> _Exercise objective_:
Identify the lines holding "výpary" and copy them.

■ ■ ■

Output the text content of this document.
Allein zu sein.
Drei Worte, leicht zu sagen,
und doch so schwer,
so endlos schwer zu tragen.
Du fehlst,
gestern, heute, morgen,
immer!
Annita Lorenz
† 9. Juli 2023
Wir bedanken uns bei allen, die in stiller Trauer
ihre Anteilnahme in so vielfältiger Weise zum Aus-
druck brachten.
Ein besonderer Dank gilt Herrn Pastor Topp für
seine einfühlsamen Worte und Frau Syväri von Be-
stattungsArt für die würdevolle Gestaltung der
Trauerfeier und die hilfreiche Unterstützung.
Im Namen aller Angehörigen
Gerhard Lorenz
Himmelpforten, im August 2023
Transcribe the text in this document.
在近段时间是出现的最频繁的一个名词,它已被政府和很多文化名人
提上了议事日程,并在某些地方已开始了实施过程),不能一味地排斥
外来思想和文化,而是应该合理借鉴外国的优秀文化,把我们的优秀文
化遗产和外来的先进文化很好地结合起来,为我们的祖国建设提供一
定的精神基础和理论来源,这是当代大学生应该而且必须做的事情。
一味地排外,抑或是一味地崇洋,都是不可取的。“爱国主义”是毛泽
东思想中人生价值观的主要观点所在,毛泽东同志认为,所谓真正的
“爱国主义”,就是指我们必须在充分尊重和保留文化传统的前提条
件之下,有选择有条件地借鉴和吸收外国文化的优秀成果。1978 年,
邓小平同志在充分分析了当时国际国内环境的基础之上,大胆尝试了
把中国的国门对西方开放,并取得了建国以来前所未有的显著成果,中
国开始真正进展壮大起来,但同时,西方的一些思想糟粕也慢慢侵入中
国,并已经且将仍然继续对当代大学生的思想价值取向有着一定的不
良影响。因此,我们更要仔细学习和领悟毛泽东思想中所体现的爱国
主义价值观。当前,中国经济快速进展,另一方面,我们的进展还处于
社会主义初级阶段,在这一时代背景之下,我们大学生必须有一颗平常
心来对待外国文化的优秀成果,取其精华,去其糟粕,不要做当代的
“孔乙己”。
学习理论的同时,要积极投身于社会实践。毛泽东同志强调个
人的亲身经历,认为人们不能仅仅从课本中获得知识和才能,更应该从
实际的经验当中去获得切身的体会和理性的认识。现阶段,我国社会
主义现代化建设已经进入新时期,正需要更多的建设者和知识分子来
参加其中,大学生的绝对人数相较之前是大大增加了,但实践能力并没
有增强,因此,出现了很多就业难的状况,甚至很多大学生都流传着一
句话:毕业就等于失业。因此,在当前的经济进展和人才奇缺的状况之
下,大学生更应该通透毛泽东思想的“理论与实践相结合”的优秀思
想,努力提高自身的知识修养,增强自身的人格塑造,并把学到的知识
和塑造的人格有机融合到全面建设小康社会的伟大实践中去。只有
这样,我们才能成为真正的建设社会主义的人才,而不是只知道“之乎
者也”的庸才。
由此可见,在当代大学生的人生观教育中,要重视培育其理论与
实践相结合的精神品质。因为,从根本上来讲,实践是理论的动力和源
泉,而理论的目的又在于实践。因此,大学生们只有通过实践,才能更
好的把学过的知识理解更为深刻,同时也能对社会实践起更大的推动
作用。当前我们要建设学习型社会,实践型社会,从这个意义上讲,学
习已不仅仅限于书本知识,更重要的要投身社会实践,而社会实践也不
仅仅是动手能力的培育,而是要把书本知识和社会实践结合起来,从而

■ ■ ■

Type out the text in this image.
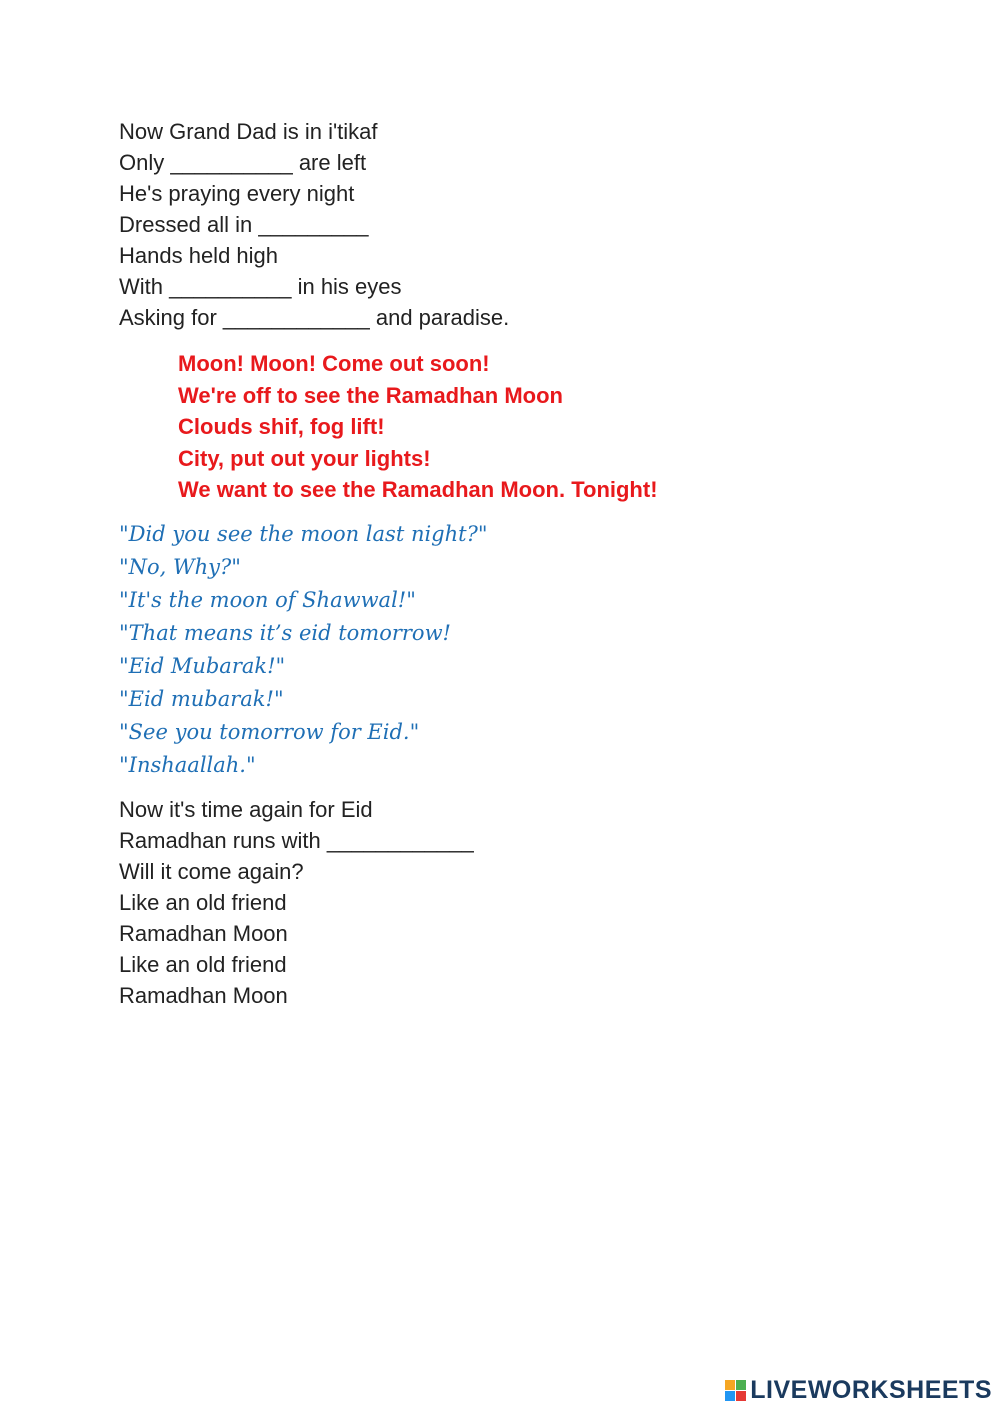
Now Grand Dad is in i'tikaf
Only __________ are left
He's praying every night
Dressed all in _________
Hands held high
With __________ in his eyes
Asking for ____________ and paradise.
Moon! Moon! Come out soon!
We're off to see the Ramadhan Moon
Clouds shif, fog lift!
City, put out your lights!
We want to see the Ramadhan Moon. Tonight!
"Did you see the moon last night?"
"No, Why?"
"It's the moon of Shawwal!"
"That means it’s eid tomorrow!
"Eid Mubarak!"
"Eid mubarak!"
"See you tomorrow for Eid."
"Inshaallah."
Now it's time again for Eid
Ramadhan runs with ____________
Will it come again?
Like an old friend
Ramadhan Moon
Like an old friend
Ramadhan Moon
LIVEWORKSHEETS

■ ■ ■

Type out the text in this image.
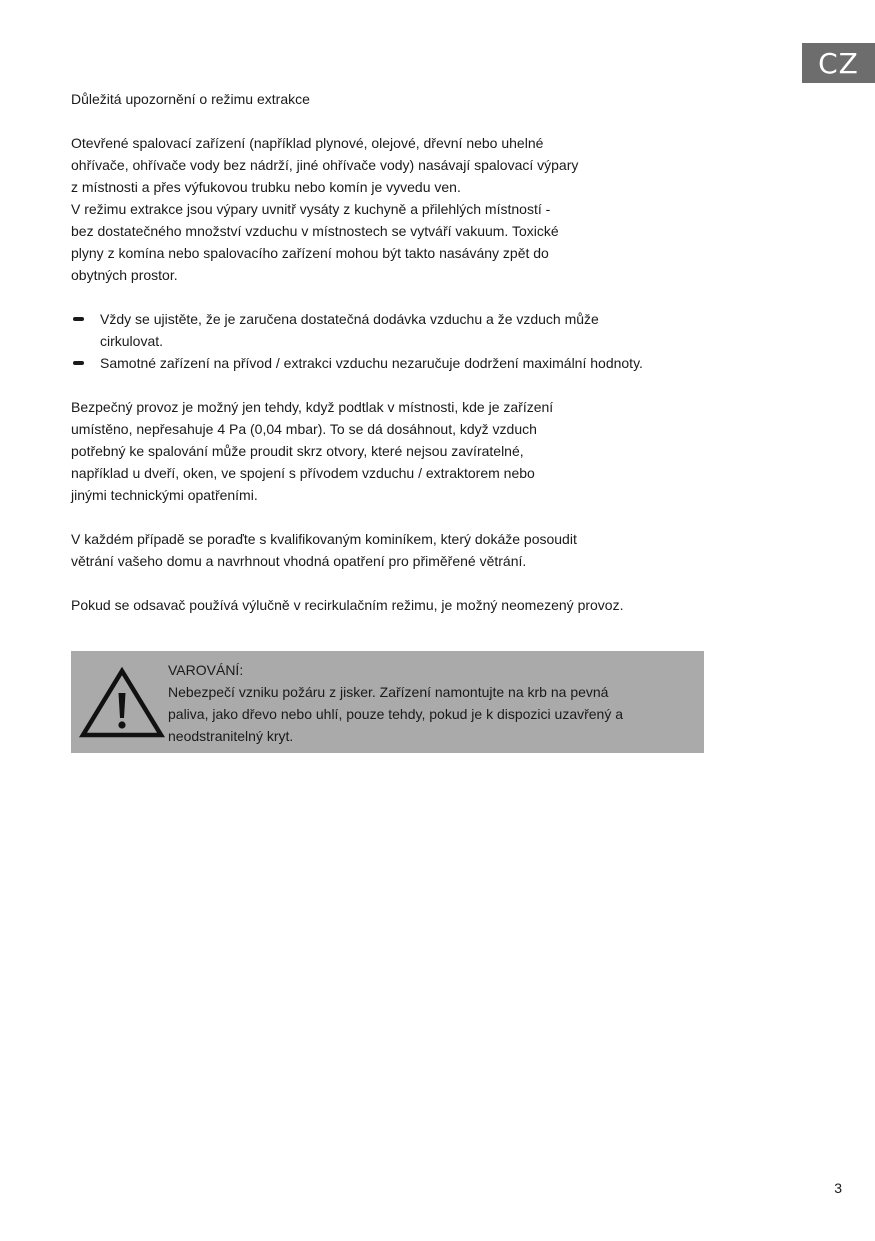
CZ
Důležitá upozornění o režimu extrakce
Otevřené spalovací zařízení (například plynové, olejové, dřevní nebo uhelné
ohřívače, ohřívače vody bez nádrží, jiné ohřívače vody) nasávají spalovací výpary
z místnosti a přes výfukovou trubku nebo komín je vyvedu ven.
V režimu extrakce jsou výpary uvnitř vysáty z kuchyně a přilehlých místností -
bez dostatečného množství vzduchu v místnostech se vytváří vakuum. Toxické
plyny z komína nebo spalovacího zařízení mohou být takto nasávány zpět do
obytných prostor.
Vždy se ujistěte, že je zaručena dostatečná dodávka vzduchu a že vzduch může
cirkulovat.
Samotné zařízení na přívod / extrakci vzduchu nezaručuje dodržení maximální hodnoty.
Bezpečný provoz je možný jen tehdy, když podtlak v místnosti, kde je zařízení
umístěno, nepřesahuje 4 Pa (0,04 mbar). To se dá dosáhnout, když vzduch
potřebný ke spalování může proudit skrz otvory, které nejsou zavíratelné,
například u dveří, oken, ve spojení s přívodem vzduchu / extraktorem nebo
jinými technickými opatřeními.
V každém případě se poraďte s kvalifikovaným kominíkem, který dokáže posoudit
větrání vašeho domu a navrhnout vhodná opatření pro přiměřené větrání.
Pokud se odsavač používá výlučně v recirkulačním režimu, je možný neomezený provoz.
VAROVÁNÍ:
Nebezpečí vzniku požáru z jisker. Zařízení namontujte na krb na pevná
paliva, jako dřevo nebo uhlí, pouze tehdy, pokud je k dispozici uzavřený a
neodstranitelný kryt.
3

■ ■ ■

> _Complete response_:
ohřívače, ohřívače vody bez nádrží, jiné ohřívače vody) nasávají spalovací výpary
V režimu extrakce jsou výpary uvnitř vysáty z kuchyně a přilehlých místností -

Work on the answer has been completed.